- Task details: Report all lines holding "Seattle".

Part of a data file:
START

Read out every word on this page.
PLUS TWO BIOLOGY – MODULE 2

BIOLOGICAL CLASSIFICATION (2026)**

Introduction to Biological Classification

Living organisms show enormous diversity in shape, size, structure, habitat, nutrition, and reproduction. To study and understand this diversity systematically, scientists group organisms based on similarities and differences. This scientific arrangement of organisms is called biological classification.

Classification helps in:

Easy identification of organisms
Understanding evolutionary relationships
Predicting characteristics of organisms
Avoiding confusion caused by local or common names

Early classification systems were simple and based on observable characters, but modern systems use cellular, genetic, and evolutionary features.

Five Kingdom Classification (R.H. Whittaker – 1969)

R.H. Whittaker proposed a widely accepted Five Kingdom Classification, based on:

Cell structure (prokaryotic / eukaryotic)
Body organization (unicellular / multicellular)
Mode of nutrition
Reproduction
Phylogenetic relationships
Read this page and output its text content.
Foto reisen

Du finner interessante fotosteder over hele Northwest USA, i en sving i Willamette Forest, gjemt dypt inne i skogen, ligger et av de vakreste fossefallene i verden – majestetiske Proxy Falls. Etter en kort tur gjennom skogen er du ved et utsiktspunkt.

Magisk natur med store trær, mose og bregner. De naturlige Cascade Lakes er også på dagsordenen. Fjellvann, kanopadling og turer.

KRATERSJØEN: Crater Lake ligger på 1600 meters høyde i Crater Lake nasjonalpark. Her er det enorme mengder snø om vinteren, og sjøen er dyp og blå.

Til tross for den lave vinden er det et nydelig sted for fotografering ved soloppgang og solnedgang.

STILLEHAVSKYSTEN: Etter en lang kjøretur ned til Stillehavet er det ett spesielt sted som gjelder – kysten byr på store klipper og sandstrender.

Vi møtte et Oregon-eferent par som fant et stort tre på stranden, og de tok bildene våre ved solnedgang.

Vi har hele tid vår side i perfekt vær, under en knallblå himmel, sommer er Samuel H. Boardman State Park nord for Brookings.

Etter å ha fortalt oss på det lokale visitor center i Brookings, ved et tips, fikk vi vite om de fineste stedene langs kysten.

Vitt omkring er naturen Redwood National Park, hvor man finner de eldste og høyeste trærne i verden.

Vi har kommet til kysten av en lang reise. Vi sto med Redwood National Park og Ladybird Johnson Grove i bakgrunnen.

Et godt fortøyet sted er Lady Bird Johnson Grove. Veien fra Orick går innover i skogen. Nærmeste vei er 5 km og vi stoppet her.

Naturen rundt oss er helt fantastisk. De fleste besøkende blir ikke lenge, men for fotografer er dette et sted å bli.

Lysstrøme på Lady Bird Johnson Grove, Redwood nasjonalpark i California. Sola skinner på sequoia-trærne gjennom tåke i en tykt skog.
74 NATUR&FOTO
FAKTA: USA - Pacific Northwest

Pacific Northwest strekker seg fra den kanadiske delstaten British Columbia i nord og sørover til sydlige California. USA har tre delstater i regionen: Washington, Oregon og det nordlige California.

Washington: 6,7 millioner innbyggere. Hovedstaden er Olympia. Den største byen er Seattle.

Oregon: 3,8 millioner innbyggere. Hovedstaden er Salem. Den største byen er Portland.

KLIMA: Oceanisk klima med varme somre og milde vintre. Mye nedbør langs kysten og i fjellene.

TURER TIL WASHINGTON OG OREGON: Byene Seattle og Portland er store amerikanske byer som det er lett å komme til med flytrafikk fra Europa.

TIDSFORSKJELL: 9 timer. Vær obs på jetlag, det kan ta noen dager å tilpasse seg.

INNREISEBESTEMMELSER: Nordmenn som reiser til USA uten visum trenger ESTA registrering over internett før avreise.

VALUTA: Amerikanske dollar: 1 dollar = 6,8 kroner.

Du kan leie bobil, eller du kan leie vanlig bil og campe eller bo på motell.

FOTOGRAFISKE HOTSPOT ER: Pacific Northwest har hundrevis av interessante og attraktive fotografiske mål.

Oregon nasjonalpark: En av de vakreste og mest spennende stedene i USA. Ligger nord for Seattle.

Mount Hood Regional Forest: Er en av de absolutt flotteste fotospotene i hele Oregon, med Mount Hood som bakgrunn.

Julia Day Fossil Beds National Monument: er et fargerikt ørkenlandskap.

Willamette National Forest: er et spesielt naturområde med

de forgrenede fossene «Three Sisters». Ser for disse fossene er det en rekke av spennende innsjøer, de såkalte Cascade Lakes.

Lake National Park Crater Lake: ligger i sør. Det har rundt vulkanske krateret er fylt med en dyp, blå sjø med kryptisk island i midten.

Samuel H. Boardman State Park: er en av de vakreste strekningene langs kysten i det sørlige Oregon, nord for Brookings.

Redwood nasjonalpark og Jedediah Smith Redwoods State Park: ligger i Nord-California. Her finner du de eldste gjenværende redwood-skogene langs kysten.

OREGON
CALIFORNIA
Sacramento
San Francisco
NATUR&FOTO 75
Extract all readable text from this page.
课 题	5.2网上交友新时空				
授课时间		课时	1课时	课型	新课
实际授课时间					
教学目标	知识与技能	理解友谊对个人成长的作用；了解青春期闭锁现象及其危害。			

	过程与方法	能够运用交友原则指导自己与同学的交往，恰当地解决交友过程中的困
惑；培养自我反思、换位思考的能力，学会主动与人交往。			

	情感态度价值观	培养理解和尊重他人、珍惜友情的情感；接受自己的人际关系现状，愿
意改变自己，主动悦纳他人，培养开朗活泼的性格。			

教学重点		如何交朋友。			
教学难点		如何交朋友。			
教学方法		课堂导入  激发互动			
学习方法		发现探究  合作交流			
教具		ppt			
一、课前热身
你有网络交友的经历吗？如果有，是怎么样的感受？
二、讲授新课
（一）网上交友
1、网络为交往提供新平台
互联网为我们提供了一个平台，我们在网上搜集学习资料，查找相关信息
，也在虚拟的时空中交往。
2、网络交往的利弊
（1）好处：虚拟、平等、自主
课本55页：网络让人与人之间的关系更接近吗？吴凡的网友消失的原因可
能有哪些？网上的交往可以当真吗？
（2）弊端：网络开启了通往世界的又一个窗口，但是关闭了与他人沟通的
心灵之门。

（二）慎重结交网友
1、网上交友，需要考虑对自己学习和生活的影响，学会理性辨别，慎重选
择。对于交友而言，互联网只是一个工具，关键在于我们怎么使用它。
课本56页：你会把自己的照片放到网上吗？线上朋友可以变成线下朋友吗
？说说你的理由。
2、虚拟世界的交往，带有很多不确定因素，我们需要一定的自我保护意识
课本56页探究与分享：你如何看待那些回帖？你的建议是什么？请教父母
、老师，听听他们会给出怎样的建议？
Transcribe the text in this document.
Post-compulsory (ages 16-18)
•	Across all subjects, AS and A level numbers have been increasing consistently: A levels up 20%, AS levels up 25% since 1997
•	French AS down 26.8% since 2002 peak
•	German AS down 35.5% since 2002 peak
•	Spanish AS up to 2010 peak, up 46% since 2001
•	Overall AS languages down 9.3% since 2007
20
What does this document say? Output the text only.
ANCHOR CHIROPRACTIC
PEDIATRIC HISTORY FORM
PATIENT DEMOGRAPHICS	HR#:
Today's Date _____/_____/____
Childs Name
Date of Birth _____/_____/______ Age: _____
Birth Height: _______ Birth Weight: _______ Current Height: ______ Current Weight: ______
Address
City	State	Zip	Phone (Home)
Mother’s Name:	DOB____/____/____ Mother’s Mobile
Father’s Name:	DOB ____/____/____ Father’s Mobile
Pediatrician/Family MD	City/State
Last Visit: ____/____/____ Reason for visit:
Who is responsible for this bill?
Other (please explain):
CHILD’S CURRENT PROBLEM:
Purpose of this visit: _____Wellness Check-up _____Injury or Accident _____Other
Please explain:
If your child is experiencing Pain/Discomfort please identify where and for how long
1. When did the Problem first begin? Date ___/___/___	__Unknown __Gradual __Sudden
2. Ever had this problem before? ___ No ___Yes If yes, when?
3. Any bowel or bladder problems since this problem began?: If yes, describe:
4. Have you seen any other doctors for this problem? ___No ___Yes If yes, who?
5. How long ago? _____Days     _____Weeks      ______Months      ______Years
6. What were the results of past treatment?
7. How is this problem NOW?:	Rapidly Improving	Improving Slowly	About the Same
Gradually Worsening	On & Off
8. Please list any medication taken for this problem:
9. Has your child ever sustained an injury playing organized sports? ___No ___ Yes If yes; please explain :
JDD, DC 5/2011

END

- Answer for the task:
Washington: 6,7 millioner innbyggere. Hovedstaden er Olympia. Den største byen er Seattle.
TURER TIL WASHINGTON OG OREGON: Byene Seattle og Portland er store amerikanske byer som det er lett å komme til med flytrafikk fra Europa.
Oregon nasjonalpark: En av de vakreste og mest spennende stedene i USA. Ligger nord for Seattle.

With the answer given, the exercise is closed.